● GIVEN PROBLEM:
Output the lines that follow exactly as they are.

-.-.-

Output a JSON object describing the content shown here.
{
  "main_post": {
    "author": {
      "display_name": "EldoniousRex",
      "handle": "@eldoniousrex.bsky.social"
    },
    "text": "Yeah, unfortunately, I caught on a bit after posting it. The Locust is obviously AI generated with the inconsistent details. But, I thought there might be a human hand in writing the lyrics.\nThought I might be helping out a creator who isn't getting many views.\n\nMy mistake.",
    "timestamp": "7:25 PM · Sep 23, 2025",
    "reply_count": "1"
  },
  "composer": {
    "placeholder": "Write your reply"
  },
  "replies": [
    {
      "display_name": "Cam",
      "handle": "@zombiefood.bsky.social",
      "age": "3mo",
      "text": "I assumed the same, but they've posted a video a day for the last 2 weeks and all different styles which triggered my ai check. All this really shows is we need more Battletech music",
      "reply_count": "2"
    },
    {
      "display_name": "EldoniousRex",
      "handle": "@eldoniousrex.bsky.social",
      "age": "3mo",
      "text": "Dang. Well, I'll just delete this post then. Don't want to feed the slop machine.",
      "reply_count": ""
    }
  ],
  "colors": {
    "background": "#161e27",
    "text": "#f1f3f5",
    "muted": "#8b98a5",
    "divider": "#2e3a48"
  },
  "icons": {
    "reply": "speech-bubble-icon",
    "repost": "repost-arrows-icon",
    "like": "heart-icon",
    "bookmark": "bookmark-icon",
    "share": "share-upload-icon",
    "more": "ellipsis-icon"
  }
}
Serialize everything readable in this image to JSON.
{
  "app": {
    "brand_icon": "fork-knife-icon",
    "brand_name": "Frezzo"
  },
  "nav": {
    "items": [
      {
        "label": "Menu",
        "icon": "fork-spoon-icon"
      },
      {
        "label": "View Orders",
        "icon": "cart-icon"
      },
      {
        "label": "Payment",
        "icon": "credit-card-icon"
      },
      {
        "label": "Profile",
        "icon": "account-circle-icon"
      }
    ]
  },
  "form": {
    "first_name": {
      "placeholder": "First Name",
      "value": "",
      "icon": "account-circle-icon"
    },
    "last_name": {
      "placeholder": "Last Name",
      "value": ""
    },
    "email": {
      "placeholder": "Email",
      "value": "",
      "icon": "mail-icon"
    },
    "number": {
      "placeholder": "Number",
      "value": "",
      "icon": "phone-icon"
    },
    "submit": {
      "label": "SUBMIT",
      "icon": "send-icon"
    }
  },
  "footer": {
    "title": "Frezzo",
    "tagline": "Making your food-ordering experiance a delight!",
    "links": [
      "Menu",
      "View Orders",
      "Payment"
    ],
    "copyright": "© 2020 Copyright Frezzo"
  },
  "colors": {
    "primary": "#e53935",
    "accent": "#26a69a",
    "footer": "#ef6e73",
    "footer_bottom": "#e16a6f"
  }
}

-.-.-

● SOLUTION FOR THIS EXERCISE:
Output a JSON object describing the content shown here.
{
  "main_post": {
    "author": {
      "display_name": "EldoniousRex",
      "handle": "@eldoniousrex.bsky.social"
    },
    "text": "Yeah, unfortunately, I caught on a bit after posting it. The Locust is obviously AI generated with the inconsistent details. But, I thought there might be a human hand in writing the lyrics.\nThought I might be helping out a creator who isn't getting many views.\n\nMy mistake.",
    "timestamp": "7:25 PM · Sep 23, 2025",
    "reply_count": "1"
  },
  "composer": {
    "placeholder": "Write your reply"
  },
  "replies": [
    {
      "display_name": "Cam",
      "handle": "@zombiefood.bsky.social",
      "age": "3mo",
      "text": "I assumed the same, but they've posted a video a day for the last 2 weeks and all different styles which triggered my ai check. All this really shows is we need more Battletech music",
      "reply_count": "2"
    },
    {
      "display_name": "EldoniousRex",
      "handle": "@eldoniousrex.bsky.social",
      "age": "3mo",
      "text": "Dang. Well, I'll just delete this post then. Don't want to feed the slop machine.",
      "reply_count": ""
    }
  ],
  "colors": {
    "background": "#161e27",
    "text": "#f1f3f5",
    "muted": "#8b98a5",
    "divider": "#2e3a48"
  },
  "icons": {
    "reply": "speech-bubble-icon",
    "repost": "repost-arrows-icon",
    "like": "heart-icon",
    "bookmark": "bookmark-icon",
    "share": "share-upload-icon",
    "more": "ellipsis-icon"
  }
}
Serialize everything readable in this image to JSON.
{
  "app": {
    "brand_icon": "fork-knife-icon",
    "brand_name": "Frezzo"
  },
  "nav": {
    "items": [
      {
        "label": "Menu",
        "icon": "fork-spoon-icon"
      },
      {
        "label": "View Orders",
        "icon": "cart-icon"
      },
      {
        "label": "Payment",
        "icon": "credit-card-icon"
      },
      {
        "label": "Profile",
        "icon": "account-circle-icon"
      }
    ]
  },
  "form": {
    "first_name": {
      "placeholder": "First Name",
      "value": "",
      "icon": "account-circle-icon"
    },
    "last_name": {
      "placeholder": "Last Name",
      "value": ""
    },
    "email": {
      "placeholder": "Email",
      "value": "",
      "icon": "mail-icon"
    },
    "number": {
      "placeholder": "Number",
      "value": "",
      "icon": "phone-icon"
    },
    "submit": {
      "label": "SUBMIT",
      "icon": "send-icon"
    }
  },
  "footer": {
    "title": "Frezzo",
    "tagline": "Making your food-ordering experiance a delight!",
    "links": [
      "Menu",
      "View Orders",
      "Payment"
    ],
    "copyright": "© 2020 Copyright Frezzo"
  },
  "colors": {
    "primary": "#e53935",
    "accent": "#26a69a",
    "footer": "#ef6e73",
    "footer_bottom": "#e16a6f"
  }
}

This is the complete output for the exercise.